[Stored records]

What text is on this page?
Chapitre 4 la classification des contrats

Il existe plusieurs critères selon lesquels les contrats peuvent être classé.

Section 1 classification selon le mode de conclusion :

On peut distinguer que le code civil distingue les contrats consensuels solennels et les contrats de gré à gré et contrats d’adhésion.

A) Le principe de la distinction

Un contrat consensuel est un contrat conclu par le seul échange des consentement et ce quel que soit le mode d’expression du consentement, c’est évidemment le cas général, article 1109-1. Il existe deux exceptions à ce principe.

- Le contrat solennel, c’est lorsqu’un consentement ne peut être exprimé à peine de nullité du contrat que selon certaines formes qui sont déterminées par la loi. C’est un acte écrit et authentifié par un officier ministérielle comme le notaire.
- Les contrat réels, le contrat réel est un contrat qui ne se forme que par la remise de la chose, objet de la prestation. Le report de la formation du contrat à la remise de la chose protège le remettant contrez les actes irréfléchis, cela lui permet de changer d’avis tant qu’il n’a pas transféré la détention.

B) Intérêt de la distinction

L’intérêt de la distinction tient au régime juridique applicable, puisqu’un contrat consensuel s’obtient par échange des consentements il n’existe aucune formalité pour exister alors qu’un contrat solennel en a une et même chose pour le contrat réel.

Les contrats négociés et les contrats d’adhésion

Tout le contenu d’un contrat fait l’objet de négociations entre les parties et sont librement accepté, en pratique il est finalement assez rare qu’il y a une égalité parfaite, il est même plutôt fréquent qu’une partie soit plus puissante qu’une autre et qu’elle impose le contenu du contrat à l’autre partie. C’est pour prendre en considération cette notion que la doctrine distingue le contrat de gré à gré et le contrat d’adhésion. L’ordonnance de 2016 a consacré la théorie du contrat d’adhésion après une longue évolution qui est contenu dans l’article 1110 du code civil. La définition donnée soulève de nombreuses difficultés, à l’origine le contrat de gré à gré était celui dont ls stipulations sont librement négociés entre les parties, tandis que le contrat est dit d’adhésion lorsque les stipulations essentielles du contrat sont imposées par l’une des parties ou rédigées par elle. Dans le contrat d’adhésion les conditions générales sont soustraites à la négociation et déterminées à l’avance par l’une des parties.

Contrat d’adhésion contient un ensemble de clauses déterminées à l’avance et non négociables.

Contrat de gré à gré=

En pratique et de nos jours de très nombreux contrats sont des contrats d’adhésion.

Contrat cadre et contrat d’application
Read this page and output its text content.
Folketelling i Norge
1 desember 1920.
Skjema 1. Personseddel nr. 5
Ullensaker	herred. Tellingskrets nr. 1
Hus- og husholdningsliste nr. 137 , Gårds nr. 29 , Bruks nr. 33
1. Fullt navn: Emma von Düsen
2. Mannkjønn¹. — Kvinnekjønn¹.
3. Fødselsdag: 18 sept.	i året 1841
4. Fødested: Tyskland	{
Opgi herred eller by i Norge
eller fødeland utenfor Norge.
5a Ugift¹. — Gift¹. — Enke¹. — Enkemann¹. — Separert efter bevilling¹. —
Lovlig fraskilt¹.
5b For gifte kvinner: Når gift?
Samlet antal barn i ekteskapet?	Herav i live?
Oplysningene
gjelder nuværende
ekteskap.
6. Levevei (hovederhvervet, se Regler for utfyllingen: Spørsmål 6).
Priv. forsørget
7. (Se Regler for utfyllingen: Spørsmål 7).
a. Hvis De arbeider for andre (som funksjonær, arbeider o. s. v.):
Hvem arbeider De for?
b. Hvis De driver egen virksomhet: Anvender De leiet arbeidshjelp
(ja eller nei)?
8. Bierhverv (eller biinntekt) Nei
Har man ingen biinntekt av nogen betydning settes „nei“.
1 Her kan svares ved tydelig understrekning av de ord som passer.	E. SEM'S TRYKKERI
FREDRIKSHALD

The task >> Every line above that contains the word "civil" should be reported.

Response to the task >>
On peut distinguer que le code civil distingue les contrats consensuels solennels et les contrats de gré à gré et contrats d’adhésion.
Tout le contenu d’un contrat fait l’objet de négociations entre les parties et sont librement accepté, en pratique il est finalement assez rare qu’il y a une égalité parfaite, il est même plutôt fréquent qu’une partie soit plus puissante qu’une autre et qu’elle impose le contenu du contrat à l’autre partie. C’est pour prendre en considération cette notion que la doctrine distingue le contrat de gré à gré et le contrat d’adhésion. L’ordonnance de 2016 a consacré la théorie du contrat d’adhésion après une longue évolution qui est contenu dans l’article 1110 du code civil. La définition donnée soulève de nombreuses difficultés, à l’origine le contrat de gré à gré était celui dont ls stipulations sont librement négociés entre les parties, tandis que le contrat est dit d’adhésion lorsque les stipulations essentielles du contrat sont imposées par l’une des parties ou rédigées par elle. Dans le contrat d’adhésion les conditions générales sont soustraites à la négociation et déterminées à l’avance par l’une des parties.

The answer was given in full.